• Work required: Convert each line of the entries below into an item of a numbered list, leaving out any blank lines and any pictures.

(Annotated region listings)
::::
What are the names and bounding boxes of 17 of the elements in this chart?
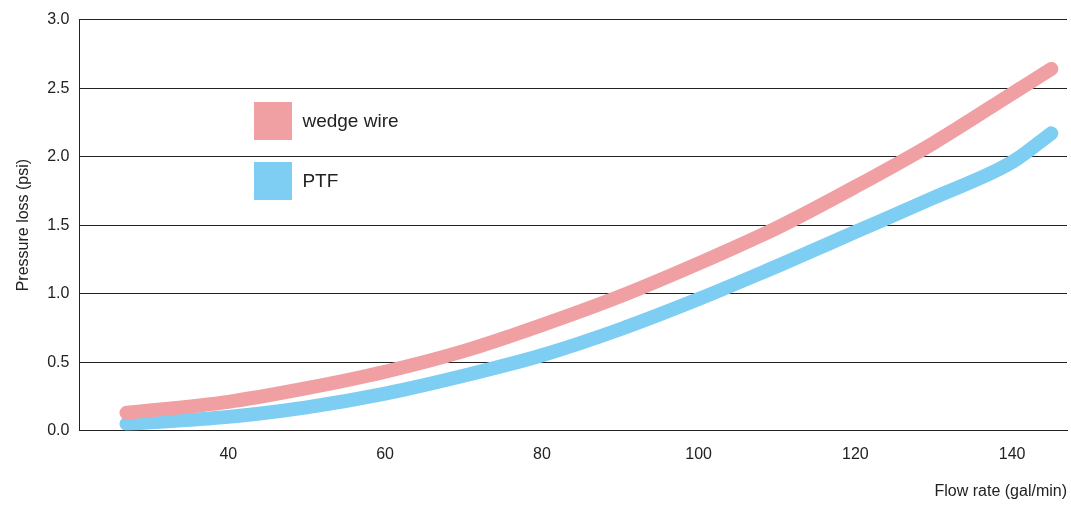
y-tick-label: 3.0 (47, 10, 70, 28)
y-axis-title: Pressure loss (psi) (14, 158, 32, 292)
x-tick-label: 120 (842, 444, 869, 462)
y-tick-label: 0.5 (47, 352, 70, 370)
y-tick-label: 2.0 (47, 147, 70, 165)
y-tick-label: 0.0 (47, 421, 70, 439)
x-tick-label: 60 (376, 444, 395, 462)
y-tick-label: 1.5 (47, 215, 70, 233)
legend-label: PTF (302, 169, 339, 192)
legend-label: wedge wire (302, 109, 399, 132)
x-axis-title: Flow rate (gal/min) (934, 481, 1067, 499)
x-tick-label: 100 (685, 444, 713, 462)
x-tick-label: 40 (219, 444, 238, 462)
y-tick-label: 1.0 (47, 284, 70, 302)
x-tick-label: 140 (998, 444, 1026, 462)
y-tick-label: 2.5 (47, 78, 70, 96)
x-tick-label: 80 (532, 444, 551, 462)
::::
• Response:
1. What are the names and bounding boxes of 17 of the elements in this chart?
2. y-tick-label: 3.0 (47, 10, 70, 28)
3. y-axis-title: Pressure loss (psi) (14, 158, 32, 292)
4. x-tick-label: 120 (842, 444, 869, 462)
5. y-tick-label: 0.5 (47, 352, 70, 370)
6. y-tick-label: 2.0 (47, 147, 70, 165)
7. y-tick-label: 0.0 (47, 421, 70, 439)
8. x-tick-label: 60 (376, 444, 395, 462)
9. y-tick-label: 1.5 (47, 215, 70, 233)
10. legend-label: PTF (302, 169, 339, 192)
11. legend-label: wedge wire (302, 109, 399, 132)
12. x-axis-title: Flow rate (gal/min) (934, 481, 1067, 499)
13. x-tick-label: 100 (685, 444, 713, 462)
14. x-tick-label: 40 (219, 444, 238, 462)
15. y-tick-label: 1.0 (47, 284, 70, 302)
16. x-tick-label: 140 (998, 444, 1026, 462)
17. y-tick-label: 2.5 (47, 78, 70, 96)
18. x-tick-label: 80 (532, 444, 551, 462)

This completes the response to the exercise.